[Figure record listings]
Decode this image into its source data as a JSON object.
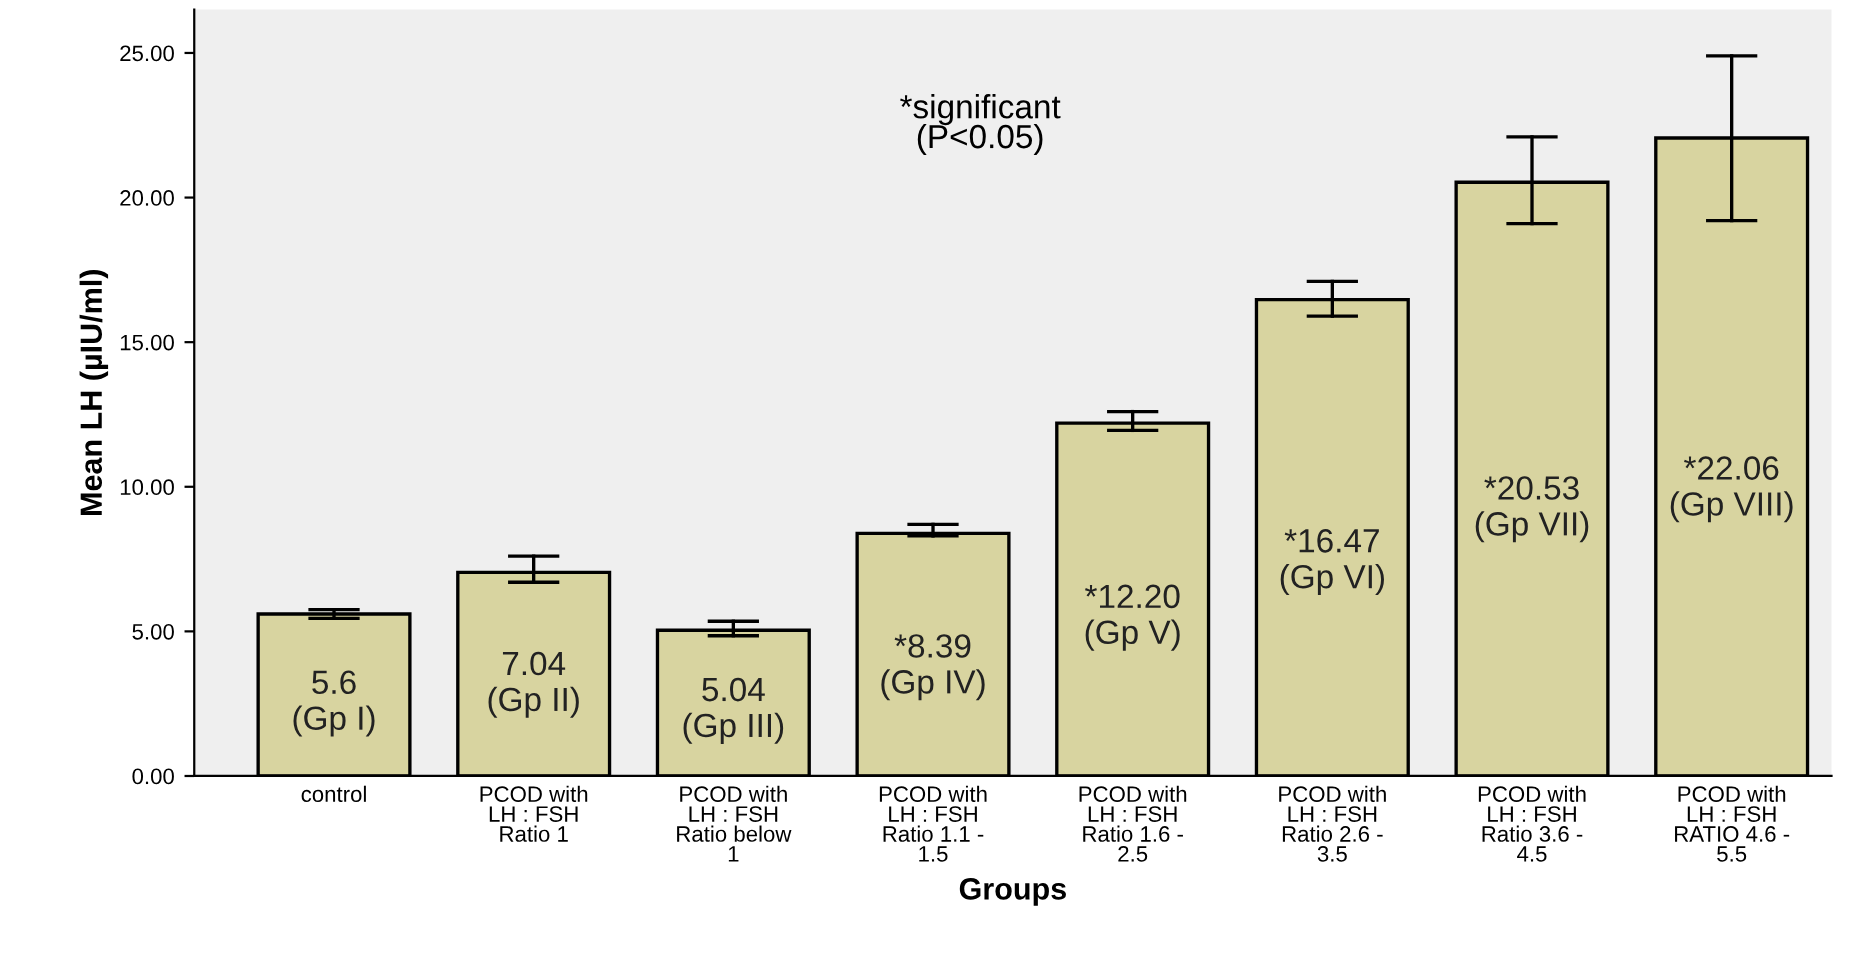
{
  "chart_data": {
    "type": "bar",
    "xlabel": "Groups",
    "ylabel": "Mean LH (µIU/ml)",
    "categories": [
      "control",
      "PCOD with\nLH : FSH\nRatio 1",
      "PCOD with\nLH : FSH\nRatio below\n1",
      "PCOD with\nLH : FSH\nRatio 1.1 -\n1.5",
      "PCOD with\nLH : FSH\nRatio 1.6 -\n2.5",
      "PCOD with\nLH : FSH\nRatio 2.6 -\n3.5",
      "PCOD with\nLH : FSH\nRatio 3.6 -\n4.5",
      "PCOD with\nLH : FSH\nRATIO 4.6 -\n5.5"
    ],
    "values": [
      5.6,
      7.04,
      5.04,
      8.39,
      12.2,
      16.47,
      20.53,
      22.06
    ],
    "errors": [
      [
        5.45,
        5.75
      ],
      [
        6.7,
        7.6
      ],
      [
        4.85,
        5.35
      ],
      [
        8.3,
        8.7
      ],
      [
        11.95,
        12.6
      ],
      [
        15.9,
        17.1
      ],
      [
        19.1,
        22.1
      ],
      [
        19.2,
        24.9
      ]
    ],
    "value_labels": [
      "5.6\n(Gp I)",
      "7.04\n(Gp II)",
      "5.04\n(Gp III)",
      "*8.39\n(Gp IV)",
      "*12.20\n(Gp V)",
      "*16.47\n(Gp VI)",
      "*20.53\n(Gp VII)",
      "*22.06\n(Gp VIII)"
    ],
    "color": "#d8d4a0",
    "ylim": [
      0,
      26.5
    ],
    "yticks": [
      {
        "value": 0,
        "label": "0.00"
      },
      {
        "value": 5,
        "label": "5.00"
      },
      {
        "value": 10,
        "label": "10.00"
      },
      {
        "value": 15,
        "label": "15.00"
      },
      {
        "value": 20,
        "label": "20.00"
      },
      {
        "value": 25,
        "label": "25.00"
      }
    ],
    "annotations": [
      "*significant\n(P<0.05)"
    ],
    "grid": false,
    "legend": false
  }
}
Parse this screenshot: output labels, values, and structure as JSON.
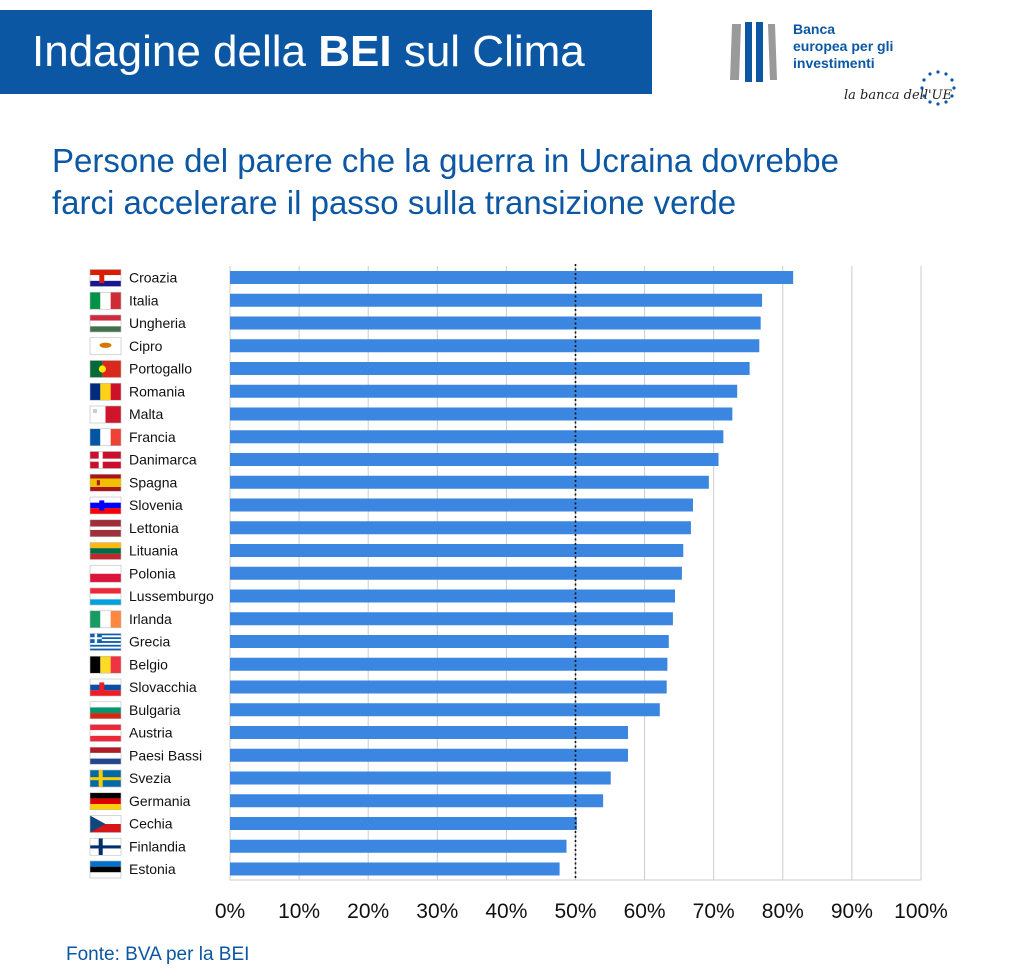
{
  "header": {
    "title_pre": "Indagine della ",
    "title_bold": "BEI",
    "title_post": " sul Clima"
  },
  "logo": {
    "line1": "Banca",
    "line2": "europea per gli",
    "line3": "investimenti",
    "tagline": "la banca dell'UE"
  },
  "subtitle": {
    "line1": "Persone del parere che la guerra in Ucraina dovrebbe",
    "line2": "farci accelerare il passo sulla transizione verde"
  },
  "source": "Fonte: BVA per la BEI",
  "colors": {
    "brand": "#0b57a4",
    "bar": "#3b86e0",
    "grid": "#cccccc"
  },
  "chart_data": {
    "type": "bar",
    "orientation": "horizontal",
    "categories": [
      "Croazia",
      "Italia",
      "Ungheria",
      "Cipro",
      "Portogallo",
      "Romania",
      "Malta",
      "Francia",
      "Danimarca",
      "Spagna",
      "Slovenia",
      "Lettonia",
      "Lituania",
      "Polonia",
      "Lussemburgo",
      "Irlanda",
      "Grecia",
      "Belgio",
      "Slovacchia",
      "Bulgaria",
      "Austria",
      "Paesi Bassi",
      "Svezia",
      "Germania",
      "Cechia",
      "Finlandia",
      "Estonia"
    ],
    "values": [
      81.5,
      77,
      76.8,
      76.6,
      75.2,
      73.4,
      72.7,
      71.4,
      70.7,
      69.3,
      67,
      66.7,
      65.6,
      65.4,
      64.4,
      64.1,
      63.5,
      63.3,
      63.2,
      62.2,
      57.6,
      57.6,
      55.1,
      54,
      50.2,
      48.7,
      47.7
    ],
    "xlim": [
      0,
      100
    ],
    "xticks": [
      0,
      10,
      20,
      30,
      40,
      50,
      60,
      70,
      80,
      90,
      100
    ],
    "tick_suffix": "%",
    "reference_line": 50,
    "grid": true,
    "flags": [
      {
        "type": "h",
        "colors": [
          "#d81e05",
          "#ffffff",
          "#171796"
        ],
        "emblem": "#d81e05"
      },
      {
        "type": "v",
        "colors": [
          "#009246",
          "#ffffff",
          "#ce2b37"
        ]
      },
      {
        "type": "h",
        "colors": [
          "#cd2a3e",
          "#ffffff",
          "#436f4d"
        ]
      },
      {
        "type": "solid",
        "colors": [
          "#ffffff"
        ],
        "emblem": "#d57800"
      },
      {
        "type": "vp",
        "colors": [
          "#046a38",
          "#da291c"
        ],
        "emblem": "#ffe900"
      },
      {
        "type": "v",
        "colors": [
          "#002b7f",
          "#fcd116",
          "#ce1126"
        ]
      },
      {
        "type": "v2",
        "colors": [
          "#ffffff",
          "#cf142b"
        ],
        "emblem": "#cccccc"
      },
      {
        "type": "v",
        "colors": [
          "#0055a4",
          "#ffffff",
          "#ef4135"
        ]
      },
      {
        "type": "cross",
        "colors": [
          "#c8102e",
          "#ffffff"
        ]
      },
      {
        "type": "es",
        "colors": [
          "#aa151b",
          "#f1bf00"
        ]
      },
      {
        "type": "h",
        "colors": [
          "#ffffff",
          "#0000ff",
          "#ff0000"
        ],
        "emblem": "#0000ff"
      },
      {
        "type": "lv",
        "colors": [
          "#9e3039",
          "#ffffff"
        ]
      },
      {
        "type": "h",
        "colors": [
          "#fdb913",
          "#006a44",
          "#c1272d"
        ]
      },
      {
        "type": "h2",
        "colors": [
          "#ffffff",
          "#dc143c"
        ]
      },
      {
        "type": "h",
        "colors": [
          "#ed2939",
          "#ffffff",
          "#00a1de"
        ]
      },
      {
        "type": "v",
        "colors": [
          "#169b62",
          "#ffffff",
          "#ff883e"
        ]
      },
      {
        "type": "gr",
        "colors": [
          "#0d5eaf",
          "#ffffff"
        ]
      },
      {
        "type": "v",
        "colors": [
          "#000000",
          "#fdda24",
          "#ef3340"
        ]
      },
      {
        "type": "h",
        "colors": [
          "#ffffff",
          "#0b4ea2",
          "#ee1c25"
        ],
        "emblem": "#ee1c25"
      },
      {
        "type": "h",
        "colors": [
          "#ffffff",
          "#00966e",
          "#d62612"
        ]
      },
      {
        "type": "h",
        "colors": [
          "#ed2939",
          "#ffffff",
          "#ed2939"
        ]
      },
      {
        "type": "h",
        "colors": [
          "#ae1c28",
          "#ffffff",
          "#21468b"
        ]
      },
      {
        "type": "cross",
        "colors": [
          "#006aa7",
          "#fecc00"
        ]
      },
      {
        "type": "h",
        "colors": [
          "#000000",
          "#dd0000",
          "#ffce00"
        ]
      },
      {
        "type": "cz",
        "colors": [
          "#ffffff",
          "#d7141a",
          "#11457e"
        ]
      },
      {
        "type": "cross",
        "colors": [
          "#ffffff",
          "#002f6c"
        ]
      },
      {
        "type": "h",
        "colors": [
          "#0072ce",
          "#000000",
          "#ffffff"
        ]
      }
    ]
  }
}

▶ Task requirements
Take every line above carrying "PCOD" and return it.

▶ Answer to this exercise
      "PCOD with\nLH : FSH\nRatio 1",
      "PCOD with\nLH : FSH\nRatio below\n1",
      "PCOD with\nLH : FSH\nRatio 1.1 -\n1.5",
      "PCOD with\nLH : FSH\nRatio 1.6 -\n2.5",
      "PCOD with\nLH : FSH\nRatio 2.6 -\n3.5",
      "PCOD with\nLH : FSH\nRatio 3.6 -\n4.5",
      "PCOD with\nLH : FSH\nRATIO 4.6 -\n5.5"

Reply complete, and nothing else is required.